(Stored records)
______
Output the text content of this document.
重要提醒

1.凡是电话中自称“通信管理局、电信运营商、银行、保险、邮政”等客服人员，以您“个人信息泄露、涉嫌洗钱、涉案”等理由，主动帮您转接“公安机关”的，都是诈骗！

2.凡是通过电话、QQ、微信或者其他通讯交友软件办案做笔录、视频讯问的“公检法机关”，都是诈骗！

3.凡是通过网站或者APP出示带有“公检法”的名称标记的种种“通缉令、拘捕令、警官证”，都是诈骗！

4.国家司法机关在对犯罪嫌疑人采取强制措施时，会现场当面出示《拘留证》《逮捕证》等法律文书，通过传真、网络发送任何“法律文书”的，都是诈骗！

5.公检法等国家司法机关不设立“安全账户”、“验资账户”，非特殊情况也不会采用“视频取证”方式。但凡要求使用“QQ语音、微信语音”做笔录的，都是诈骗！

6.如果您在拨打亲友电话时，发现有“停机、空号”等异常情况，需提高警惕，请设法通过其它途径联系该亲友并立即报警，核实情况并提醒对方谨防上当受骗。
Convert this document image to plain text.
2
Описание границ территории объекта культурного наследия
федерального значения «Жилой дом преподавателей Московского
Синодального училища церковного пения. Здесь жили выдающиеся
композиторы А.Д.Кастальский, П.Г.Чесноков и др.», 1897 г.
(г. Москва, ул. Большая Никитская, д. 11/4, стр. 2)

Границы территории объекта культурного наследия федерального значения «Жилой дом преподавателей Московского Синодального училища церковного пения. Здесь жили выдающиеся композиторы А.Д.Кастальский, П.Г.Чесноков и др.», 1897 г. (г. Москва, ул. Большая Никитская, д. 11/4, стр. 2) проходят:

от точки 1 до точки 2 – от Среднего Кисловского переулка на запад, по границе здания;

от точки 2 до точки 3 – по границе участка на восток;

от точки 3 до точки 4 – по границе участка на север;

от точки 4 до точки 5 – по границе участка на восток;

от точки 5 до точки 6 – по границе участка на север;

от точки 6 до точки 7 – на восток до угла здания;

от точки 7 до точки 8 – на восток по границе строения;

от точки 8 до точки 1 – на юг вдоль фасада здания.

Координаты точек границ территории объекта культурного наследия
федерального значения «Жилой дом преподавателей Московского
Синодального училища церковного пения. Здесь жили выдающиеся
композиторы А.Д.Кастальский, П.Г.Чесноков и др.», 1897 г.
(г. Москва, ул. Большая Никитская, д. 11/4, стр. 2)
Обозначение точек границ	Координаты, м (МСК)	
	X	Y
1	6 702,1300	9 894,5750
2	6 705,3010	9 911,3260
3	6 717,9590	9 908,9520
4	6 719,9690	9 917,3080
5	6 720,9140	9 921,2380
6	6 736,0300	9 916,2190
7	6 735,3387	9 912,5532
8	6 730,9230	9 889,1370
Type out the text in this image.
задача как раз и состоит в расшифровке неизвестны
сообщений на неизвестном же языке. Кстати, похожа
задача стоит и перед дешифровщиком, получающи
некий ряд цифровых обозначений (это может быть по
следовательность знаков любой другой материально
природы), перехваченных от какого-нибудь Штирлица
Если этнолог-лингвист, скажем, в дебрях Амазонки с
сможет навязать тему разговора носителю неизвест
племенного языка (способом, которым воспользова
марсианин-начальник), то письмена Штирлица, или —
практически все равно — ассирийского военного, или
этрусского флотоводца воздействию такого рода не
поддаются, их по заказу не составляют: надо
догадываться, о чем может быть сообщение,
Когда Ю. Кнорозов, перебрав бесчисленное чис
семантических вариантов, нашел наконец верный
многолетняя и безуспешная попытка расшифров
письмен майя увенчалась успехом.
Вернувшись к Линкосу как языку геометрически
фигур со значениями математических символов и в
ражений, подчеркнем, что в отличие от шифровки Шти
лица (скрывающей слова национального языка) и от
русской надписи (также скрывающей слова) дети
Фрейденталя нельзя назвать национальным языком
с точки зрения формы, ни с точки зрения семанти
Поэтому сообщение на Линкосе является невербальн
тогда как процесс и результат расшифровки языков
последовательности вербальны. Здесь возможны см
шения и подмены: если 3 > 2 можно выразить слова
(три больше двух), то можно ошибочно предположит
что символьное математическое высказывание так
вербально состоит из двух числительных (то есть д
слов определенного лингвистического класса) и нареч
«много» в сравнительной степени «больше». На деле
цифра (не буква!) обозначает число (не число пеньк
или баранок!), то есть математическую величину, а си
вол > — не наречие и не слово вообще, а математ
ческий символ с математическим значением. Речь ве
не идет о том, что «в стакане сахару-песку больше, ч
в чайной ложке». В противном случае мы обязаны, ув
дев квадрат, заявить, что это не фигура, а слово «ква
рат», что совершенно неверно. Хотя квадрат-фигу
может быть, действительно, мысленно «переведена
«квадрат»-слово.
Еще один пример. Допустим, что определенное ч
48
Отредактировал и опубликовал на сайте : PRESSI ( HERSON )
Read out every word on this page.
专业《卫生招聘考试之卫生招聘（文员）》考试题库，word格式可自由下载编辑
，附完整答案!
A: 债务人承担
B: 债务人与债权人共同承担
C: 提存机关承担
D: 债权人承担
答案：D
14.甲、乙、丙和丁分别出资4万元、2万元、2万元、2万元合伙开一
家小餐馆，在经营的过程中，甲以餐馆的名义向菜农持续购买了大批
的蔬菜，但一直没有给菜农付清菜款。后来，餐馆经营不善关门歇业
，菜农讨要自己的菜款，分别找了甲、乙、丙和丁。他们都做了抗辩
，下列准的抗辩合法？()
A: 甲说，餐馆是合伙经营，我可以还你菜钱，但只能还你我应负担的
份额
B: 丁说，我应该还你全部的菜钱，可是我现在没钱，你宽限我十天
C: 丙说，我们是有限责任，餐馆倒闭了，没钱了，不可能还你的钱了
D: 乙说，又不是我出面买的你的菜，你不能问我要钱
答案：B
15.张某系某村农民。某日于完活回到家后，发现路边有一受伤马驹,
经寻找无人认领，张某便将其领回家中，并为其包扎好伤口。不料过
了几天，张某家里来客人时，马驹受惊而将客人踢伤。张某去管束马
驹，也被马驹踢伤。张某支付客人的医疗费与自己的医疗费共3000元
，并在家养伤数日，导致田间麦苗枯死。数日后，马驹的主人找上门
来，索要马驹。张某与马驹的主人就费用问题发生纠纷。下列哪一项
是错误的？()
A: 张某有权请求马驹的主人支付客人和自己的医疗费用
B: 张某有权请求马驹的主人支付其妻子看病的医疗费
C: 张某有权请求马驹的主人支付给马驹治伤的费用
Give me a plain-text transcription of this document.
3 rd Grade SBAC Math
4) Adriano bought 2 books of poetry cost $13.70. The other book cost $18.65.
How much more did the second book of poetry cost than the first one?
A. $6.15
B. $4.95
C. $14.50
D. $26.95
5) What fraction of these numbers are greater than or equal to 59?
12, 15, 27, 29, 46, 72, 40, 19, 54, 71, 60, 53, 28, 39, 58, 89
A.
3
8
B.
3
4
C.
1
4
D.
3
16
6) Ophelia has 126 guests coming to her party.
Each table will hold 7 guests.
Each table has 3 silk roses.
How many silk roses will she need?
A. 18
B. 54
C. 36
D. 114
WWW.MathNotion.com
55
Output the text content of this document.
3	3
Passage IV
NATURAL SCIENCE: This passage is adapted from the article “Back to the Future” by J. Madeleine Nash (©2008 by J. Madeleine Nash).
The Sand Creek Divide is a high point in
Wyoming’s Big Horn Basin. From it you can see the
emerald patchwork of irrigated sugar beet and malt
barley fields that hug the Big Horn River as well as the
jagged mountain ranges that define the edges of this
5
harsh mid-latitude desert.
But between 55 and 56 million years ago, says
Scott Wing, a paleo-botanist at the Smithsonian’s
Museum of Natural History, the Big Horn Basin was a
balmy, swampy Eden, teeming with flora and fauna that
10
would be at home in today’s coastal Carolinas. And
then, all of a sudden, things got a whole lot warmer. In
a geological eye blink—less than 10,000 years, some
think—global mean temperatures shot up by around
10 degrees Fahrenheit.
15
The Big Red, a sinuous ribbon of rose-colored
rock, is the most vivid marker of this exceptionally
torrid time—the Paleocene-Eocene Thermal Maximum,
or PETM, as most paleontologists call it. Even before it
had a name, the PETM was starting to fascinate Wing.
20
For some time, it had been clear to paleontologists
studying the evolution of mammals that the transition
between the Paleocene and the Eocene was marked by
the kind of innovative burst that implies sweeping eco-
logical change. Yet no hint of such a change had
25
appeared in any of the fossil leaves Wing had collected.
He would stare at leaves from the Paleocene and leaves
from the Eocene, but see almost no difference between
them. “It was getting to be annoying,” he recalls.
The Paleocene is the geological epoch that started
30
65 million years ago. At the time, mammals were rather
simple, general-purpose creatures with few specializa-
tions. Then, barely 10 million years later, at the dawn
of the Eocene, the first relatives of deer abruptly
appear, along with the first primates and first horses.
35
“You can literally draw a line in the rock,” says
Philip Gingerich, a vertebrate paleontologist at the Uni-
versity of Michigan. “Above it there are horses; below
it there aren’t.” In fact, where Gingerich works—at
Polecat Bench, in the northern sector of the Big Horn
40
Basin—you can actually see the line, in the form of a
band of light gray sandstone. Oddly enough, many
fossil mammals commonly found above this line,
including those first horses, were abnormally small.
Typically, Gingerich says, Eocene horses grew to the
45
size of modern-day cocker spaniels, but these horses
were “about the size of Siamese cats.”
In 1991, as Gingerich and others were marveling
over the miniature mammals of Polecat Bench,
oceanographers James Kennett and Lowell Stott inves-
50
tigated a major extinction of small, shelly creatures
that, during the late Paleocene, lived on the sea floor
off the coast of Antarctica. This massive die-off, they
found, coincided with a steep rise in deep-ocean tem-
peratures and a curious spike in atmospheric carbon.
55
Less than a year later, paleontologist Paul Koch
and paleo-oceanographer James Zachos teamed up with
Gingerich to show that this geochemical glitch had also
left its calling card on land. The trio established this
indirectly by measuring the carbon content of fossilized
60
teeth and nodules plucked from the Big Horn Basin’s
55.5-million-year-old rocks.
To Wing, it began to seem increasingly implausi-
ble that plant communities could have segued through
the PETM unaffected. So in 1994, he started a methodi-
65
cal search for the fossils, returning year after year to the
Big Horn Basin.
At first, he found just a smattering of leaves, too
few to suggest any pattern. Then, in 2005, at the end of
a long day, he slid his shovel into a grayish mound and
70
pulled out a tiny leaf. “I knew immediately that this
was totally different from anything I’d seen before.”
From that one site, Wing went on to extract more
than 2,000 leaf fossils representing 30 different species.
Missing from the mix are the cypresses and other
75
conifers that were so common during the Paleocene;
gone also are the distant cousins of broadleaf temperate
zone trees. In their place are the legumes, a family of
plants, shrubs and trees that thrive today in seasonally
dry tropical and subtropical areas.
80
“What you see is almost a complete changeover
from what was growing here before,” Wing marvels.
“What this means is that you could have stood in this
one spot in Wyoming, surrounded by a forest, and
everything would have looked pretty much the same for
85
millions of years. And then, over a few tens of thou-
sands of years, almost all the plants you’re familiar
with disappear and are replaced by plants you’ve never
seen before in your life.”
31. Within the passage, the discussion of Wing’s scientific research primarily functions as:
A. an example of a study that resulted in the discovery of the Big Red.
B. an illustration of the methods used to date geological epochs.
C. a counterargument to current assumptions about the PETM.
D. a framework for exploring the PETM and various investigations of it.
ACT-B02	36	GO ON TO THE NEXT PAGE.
______
_EXERCISE DIRECTIONS_.
What is the number of lines in the data that hold the string "poetry"? Answer with the number only.

_COMPLETE OUTPUT_.
2